-------- EXCERPTED DATA

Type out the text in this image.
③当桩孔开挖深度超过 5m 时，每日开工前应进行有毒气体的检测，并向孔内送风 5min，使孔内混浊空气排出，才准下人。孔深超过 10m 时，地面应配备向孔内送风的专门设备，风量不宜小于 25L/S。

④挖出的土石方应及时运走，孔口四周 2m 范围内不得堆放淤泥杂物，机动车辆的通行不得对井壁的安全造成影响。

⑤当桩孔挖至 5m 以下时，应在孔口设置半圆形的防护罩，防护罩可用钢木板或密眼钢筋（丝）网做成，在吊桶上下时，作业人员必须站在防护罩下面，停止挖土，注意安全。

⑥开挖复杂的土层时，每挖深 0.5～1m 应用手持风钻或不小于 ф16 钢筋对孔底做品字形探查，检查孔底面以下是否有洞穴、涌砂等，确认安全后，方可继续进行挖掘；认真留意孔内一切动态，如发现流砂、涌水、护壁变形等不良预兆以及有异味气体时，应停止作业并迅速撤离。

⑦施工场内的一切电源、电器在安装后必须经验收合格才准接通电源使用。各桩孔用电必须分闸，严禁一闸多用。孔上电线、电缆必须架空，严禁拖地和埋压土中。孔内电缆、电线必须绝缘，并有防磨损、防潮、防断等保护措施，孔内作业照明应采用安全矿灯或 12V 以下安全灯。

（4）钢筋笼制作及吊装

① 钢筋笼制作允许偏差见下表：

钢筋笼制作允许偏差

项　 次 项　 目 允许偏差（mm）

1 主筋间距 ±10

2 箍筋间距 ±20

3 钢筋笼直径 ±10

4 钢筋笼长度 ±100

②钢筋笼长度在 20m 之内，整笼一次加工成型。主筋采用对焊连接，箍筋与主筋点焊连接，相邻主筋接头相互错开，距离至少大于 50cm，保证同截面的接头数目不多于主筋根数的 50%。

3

----------------

### DIRECTION
Take the material above and return all of it exactly.

### WORKED ANSWER
Type out the text in this image.
③当桩孔开挖深度超过 5m 时，每日开工前应进行有毒气体的检测，并向孔内送风 5min，使孔内混浊空气排出，才准下人。孔深超过 10m 时，地面应配备向孔内送风的专门设备，风量不宜小于 25L/S。

④挖出的土石方应及时运走，孔口四周 2m 范围内不得堆放淤泥杂物，机动车辆的通行不得对井壁的安全造成影响。

⑤当桩孔挖至 5m 以下时，应在孔口设置半圆形的防护罩，防护罩可用钢木板或密眼钢筋（丝）网做成，在吊桶上下时，作业人员必须站在防护罩下面，停止挖土，注意安全。

⑥开挖复杂的土层时，每挖深 0.5～1m 应用手持风钻或不小于 ф16 钢筋对孔底做品字形探查，检查孔底面以下是否有洞穴、涌砂等，确认安全后，方可继续进行挖掘；认真留意孔内一切动态，如发现流砂、涌水、护壁变形等不良预兆以及有异味气体时，应停止作业并迅速撤离。

⑦施工场内的一切电源、电器在安装后必须经验收合格才准接通电源使用。各桩孔用电必须分闸，严禁一闸多用。孔上电线、电缆必须架空，严禁拖地和埋压土中。孔内电缆、电线必须绝缘，并有防磨损、防潮、防断等保护措施，孔内作业照明应采用安全矿灯或 12V 以下安全灯。

（4）钢筋笼制作及吊装

① 钢筋笼制作允许偏差见下表：

钢筋笼制作允许偏差

项　 次 项　 目 允许偏差（mm）

1 主筋间距 ±10

2 箍筋间距 ±20

3 钢筋笼直径 ±10

4 钢筋笼长度 ±100

②钢筋笼长度在 20m 之内，整笼一次加工成型。主筋采用对焊连接，箍筋与主筋点焊连接，相邻主筋接头相互错开，距离至少大于 50cm，保证同截面的接头数目不多于主筋根数的 50%。

3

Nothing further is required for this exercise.